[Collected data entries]
---

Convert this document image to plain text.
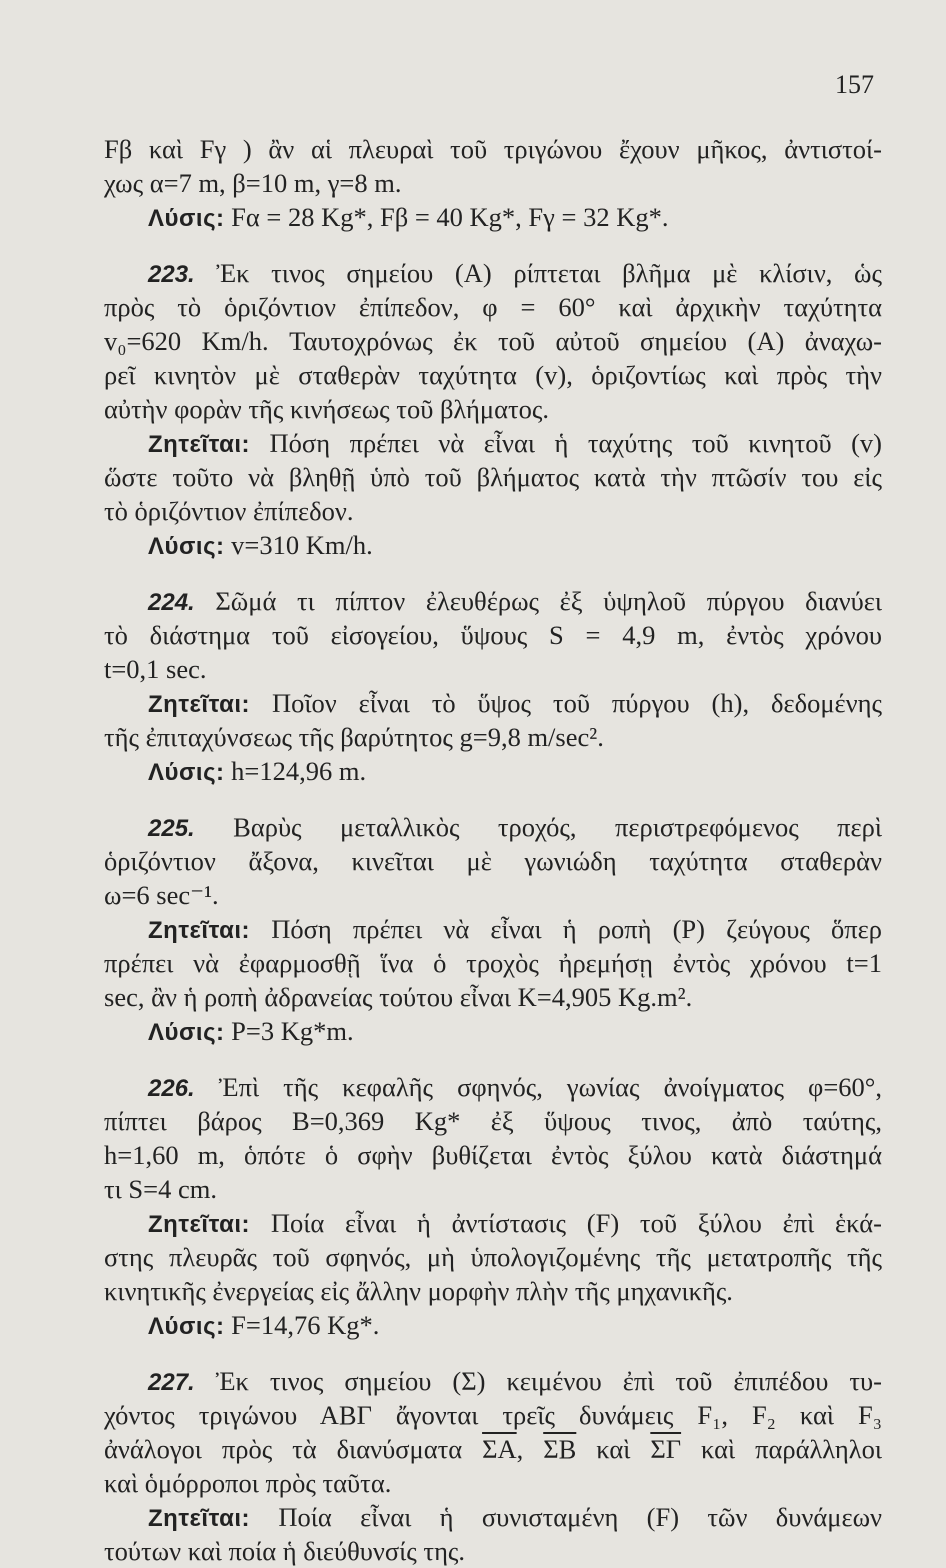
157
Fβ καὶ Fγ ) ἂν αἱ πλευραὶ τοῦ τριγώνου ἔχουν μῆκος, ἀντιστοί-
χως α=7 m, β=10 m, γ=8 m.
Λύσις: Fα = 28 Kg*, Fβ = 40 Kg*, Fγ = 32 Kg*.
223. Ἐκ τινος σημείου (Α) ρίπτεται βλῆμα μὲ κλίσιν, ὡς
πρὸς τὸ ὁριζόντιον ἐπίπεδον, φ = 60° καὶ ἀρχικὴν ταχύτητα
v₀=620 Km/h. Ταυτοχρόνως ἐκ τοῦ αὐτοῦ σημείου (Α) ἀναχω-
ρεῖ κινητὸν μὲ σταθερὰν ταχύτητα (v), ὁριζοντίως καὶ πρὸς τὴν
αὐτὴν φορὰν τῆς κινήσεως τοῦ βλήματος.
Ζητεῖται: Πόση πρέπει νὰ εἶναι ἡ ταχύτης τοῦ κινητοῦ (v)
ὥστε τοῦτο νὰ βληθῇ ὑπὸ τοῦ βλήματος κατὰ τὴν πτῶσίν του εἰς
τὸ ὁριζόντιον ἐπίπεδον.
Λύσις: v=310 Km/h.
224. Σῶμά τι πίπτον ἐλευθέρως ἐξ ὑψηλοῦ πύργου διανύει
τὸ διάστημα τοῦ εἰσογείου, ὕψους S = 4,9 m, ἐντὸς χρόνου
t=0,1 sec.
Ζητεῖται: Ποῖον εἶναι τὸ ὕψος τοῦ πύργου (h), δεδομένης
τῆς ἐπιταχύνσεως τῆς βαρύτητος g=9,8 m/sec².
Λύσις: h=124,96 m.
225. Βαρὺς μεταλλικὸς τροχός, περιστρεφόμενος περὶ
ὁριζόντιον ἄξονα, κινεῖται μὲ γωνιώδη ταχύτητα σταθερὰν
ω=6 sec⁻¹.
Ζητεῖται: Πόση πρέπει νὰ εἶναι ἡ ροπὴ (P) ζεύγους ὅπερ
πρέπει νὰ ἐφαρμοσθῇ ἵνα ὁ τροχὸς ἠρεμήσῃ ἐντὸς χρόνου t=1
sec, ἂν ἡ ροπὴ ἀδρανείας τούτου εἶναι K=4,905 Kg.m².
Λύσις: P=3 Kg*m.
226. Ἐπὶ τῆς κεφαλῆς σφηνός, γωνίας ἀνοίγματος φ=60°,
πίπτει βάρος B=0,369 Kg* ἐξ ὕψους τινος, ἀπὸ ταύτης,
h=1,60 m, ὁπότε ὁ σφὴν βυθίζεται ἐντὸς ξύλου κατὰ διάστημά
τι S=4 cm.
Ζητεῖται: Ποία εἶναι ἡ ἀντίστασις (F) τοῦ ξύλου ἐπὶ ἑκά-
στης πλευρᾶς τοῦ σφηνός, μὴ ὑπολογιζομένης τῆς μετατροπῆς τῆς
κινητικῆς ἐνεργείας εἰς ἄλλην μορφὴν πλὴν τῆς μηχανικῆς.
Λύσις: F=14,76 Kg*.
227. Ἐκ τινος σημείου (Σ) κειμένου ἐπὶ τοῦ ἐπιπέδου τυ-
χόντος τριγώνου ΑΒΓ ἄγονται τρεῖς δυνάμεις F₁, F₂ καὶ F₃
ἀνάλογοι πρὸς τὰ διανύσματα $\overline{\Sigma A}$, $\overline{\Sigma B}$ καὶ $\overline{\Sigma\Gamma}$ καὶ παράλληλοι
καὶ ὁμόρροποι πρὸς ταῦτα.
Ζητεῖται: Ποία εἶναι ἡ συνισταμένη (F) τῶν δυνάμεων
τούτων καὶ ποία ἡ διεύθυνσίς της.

---

PROBLEM DETAILS -
Single out each line of the records above with the string "σταθερὰν" in it, and copy it.

EXPECTED OUTPUT -
ρεῖ κινητὸν μὲ σταθερὰν ταχύτητα (v), ὁριζοντίως καὶ πρὸς τὴν
ὁριζόντιον ἄξονα, κινεῖται μὲ γωνιώδη ταχύτητα σταθερὰν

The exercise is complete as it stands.